§ To be done
Lines that hold the word "name" should be located and copied.

+++ Exercise input +++

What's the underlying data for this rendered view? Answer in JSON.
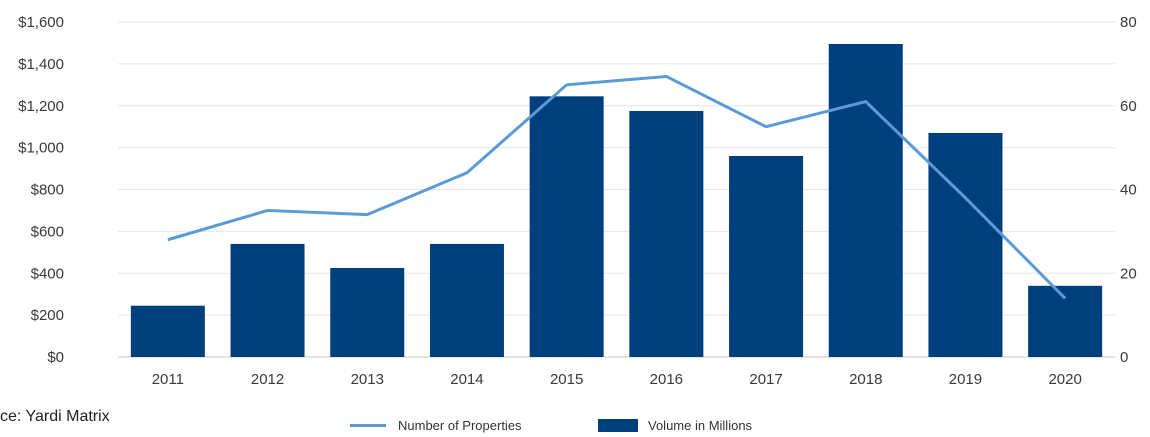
{
  "source_text": "ce: Yardi Matrix",
  "legend": {
    "line_label": "Number of Properties",
    "bar_label": "Volume in Millions"
  },
  "colors": {
    "bar": "#003f7d",
    "line": "#5b9bd5",
    "grid": "#e6e6e6",
    "axis": "#c8c8c8"
  },
  "chart_data": {
    "type": "bar",
    "categories": [
      "2011",
      "2012",
      "2013",
      "2014",
      "2015",
      "2016",
      "2017",
      "2018",
      "2019",
      "2020"
    ],
    "series": [
      {
        "name": "Volume in Millions",
        "type": "bar",
        "axis": "left",
        "values": [
          245,
          540,
          425,
          540,
          1245,
          1175,
          960,
          1495,
          1070,
          340
        ]
      },
      {
        "name": "Number of Properties",
        "type": "line",
        "axis": "right",
        "values": [
          28,
          35,
          34,
          44,
          65,
          67,
          55,
          61,
          38,
          14
        ]
      }
    ],
    "left_axis": {
      "ylim": [
        0,
        1600
      ],
      "ticks": [
        "$0",
        "$200",
        "$400",
        "$600",
        "$800",
        "$1,000",
        "$1,200",
        "$1,400",
        "$1,600"
      ]
    },
    "right_axis": {
      "ylim": [
        0,
        80
      ],
      "ticks": [
        "0",
        "20",
        "40",
        "60",
        "80"
      ]
    },
    "grid": true,
    "legend_position": "bottom"
  }
}
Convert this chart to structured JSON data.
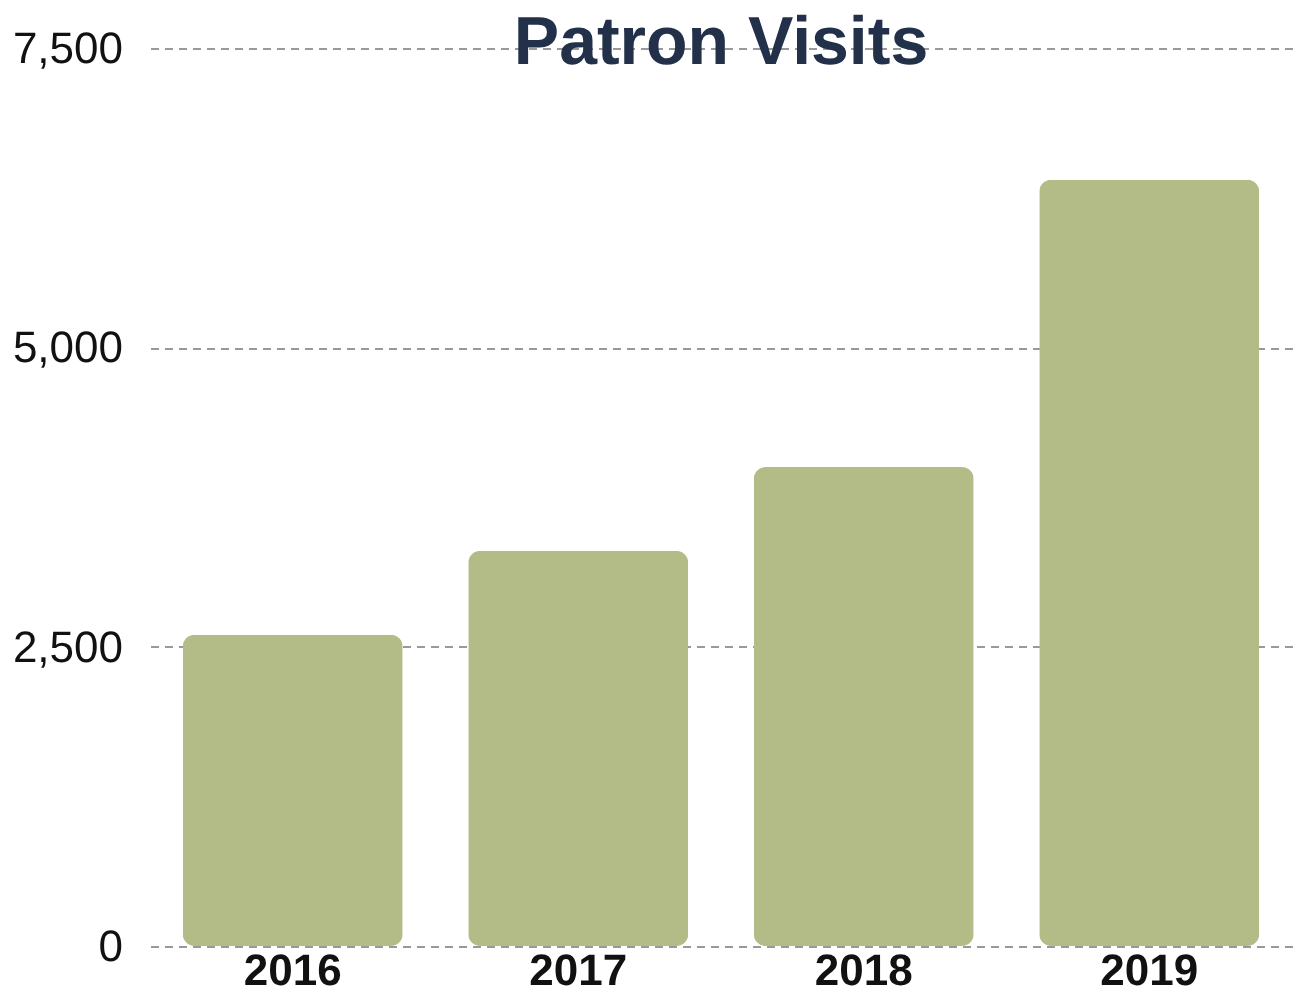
{
  "chart_data": {
    "type": "bar",
    "title": "Patron Visits",
    "categories": [
      "2016",
      "2017",
      "2018",
      "2019"
    ],
    "values": [
      2600,
      3300,
      4000,
      6400
    ],
    "color": "#b3bc86",
    "ylim": [
      0,
      7500
    ],
    "yticks": [
      0,
      {
        "value": 2500,
        "label": "2,500"
      },
      {
        "value": 5000,
        "label": "5,000"
      },
      {
        "value": 7500,
        "label": "7,500"
      }
    ],
    "grid": "y"
  }
}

+++

§ Output for this task
        "name": "Volume in Millions",
        "name": "Number of Properties",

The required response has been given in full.